__What you will do__
Your answer should be a single number: how many lines in the data below hold the string "From".

╭─ Provided material

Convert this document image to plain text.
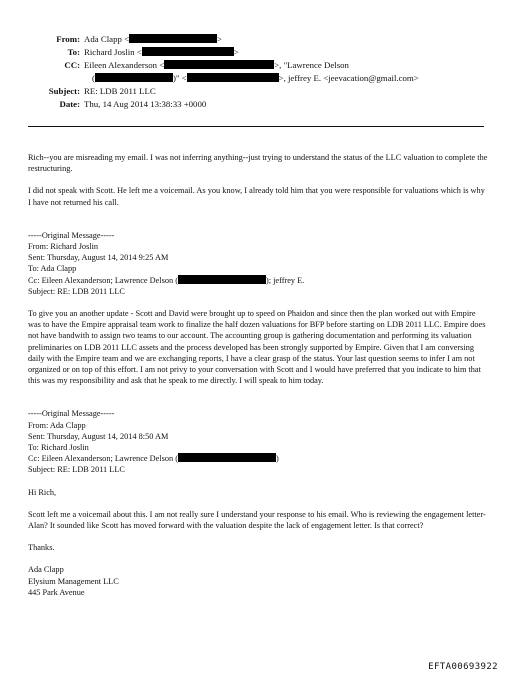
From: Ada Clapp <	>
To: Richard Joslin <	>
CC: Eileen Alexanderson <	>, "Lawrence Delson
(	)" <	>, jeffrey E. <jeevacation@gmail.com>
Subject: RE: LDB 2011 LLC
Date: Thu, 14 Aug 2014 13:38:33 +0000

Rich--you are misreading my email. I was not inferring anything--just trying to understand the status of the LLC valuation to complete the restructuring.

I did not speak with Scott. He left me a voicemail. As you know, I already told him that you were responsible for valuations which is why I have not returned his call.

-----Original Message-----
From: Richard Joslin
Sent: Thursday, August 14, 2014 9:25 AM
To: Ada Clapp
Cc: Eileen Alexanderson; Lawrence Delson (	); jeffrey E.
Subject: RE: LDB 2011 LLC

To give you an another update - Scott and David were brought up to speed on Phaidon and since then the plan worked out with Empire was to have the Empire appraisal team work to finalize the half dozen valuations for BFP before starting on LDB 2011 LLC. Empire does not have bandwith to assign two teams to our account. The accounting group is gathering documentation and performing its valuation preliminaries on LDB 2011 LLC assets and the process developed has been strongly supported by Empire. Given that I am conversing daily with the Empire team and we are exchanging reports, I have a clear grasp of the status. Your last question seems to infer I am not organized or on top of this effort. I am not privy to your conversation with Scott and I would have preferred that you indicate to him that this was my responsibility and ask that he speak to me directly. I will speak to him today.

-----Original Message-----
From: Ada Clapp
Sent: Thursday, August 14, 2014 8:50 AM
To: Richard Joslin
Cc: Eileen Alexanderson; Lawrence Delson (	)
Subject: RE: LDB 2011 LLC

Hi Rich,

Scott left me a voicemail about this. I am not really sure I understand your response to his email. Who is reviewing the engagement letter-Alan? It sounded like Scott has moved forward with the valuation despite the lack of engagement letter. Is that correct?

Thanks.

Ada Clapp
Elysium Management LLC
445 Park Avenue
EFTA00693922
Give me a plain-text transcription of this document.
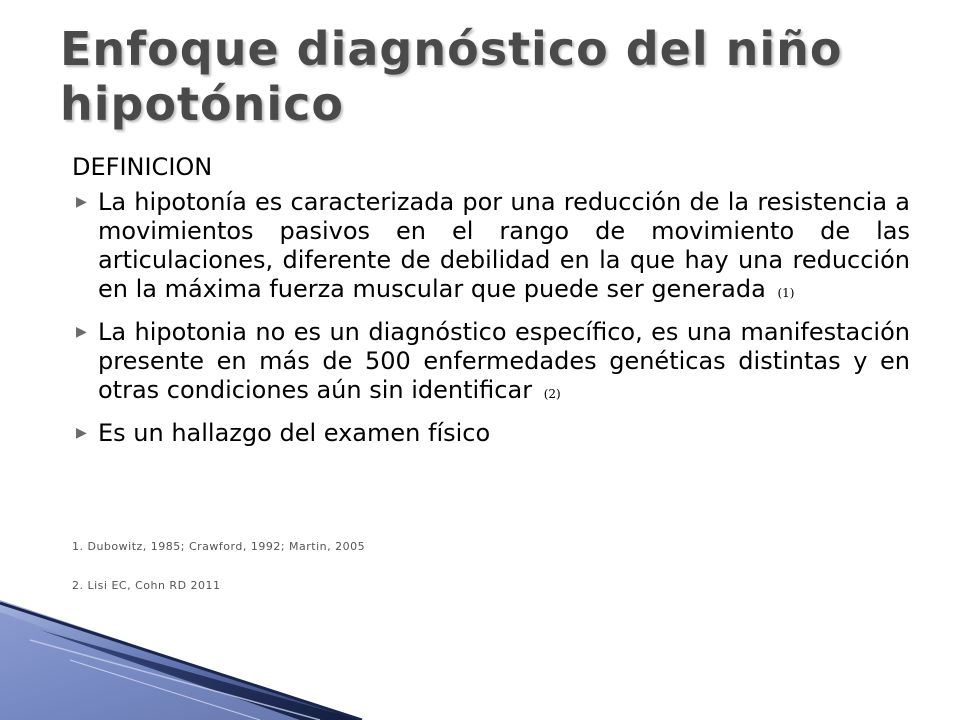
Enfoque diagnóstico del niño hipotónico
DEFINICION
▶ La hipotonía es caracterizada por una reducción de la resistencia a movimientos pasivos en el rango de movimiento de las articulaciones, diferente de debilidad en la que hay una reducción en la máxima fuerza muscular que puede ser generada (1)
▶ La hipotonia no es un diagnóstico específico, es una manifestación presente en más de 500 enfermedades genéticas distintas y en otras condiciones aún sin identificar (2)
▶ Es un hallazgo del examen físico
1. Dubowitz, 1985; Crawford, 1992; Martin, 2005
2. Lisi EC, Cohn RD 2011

╰─

__The solution__
3